SUPPLIED MATERIAL>
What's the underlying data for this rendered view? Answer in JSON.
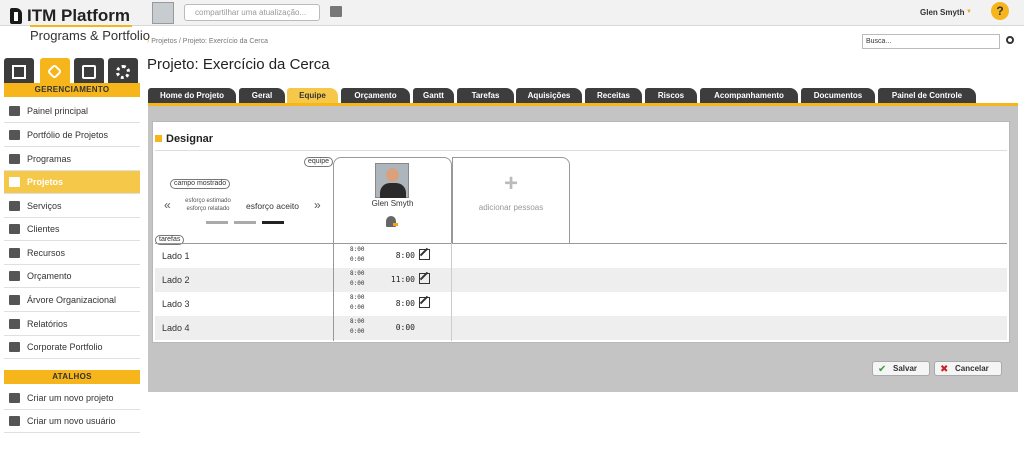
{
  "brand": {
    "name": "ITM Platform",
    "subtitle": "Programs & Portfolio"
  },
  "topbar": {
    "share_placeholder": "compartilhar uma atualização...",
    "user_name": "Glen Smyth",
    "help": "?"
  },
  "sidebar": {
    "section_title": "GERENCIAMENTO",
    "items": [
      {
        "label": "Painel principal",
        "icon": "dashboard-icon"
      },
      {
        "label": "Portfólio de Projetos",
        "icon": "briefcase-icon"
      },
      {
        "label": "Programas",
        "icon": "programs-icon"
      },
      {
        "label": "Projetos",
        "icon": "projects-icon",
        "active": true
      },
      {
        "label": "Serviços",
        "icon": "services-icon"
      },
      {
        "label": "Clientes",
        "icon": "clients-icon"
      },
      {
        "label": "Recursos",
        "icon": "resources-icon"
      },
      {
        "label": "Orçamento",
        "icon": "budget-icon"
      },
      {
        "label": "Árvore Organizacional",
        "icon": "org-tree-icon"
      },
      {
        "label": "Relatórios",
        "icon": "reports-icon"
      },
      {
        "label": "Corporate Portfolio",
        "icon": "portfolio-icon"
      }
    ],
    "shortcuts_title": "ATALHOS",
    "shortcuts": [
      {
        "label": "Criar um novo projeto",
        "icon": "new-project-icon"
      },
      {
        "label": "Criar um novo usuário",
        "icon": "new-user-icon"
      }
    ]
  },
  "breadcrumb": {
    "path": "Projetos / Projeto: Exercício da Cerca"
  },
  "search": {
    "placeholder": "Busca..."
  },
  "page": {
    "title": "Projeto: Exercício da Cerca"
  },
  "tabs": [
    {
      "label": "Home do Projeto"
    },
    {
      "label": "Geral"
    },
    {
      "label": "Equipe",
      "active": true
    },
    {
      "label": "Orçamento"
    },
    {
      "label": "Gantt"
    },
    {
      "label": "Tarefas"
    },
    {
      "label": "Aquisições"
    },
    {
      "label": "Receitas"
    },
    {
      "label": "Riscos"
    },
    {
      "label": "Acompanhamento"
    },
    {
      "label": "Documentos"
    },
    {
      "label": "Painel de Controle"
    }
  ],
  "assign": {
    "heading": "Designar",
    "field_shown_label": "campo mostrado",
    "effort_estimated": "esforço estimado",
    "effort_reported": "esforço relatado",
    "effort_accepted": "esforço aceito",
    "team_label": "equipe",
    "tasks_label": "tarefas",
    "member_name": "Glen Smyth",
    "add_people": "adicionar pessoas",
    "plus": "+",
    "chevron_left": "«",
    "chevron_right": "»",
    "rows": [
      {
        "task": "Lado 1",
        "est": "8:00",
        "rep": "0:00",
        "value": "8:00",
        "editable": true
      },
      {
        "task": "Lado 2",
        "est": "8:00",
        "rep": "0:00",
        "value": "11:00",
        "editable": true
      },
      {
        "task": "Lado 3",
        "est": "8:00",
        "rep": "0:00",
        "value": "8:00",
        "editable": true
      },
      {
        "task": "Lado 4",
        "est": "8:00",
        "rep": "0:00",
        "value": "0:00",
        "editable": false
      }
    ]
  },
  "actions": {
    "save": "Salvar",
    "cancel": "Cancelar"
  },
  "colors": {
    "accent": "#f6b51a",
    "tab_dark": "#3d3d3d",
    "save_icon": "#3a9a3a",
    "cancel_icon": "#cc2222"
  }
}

TASK GOAL> Copy the whole of the material above exactly, but not its images.

COMPLETED TASK>
What's the underlying data for this rendered view? Answer in JSON.
{
  "brand": {
    "name": "ITM Platform",
    "subtitle": "Programs & Portfolio"
  },
  "topbar": {
    "share_placeholder": "compartilhar uma atualização...",
    "user_name": "Glen Smyth",
    "help": "?"
  },
  "sidebar": {
    "section_title": "GERENCIAMENTO",
    "items": [
      {
        "label": "Painel principal",
        "icon": "dashboard-icon"
      },
      {
        "label": "Portfólio de Projetos",
        "icon": "briefcase-icon"
      },
      {
        "label": "Programas",
        "icon": "programs-icon"
      },
      {
        "label": "Projetos",
        "icon": "projects-icon",
        "active": true
      },
      {
        "label": "Serviços",
        "icon": "services-icon"
      },
      {
        "label": "Clientes",
        "icon": "clients-icon"
      },
      {
        "label": "Recursos",
        "icon": "resources-icon"
      },
      {
        "label": "Orçamento",
        "icon": "budget-icon"
      },
      {
        "label": "Árvore Organizacional",
        "icon": "org-tree-icon"
      },
      {
        "label": "Relatórios",
        "icon": "reports-icon"
      },
      {
        "label": "Corporate Portfolio",
        "icon": "portfolio-icon"
      }
    ],
    "shortcuts_title": "ATALHOS",
    "shortcuts": [
      {
        "label": "Criar um novo projeto",
        "icon": "new-project-icon"
      },
      {
        "label": "Criar um novo usuário",
        "icon": "new-user-icon"
      }
    ]
  },
  "breadcrumb": {
    "path": "Projetos / Projeto: Exercício da Cerca"
  },
  "search": {
    "placeholder": "Busca..."
  },
  "page": {
    "title": "Projeto: Exercício da Cerca"
  },
  "tabs": [
    {
      "label": "Home do Projeto"
    },
    {
      "label": "Geral"
    },
    {
      "label": "Equipe",
      "active": true
    },
    {
      "label": "Orçamento"
    },
    {
      "label": "Gantt"
    },
    {
      "label": "Tarefas"
    },
    {
      "label": "Aquisições"
    },
    {
      "label": "Receitas"
    },
    {
      "label": "Riscos"
    },
    {
      "label": "Acompanhamento"
    },
    {
      "label": "Documentos"
    },
    {
      "label": "Painel de Controle"
    }
  ],
  "assign": {
    "heading": "Designar",
    "field_shown_label": "campo mostrado",
    "effort_estimated": "esforço estimado",
    "effort_reported": "esforço relatado",
    "effort_accepted": "esforço aceito",
    "team_label": "equipe",
    "tasks_label": "tarefas",
    "member_name": "Glen Smyth",
    "add_people": "adicionar pessoas",
    "plus": "+",
    "chevron_left": "«",
    "chevron_right": "»",
    "rows": [
      {
        "task": "Lado 1",
        "est": "8:00",
        "rep": "0:00",
        "value": "8:00",
        "editable": true
      },
      {
        "task": "Lado 2",
        "est": "8:00",
        "rep": "0:00",
        "value": "11:00",
        "editable": true
      },
      {
        "task": "Lado 3",
        "est": "8:00",
        "rep": "0:00",
        "value": "8:00",
        "editable": true
      },
      {
        "task": "Lado 4",
        "est": "8:00",
        "rep": "0:00",
        "value": "0:00",
        "editable": false
      }
    ]
  },
  "actions": {
    "save": "Salvar",
    "cancel": "Cancelar"
  },
  "colors": {
    "accent": "#f6b51a",
    "tab_dark": "#3d3d3d",
    "save_icon": "#3a9a3a",
    "cancel_icon": "#cc2222"
  }
}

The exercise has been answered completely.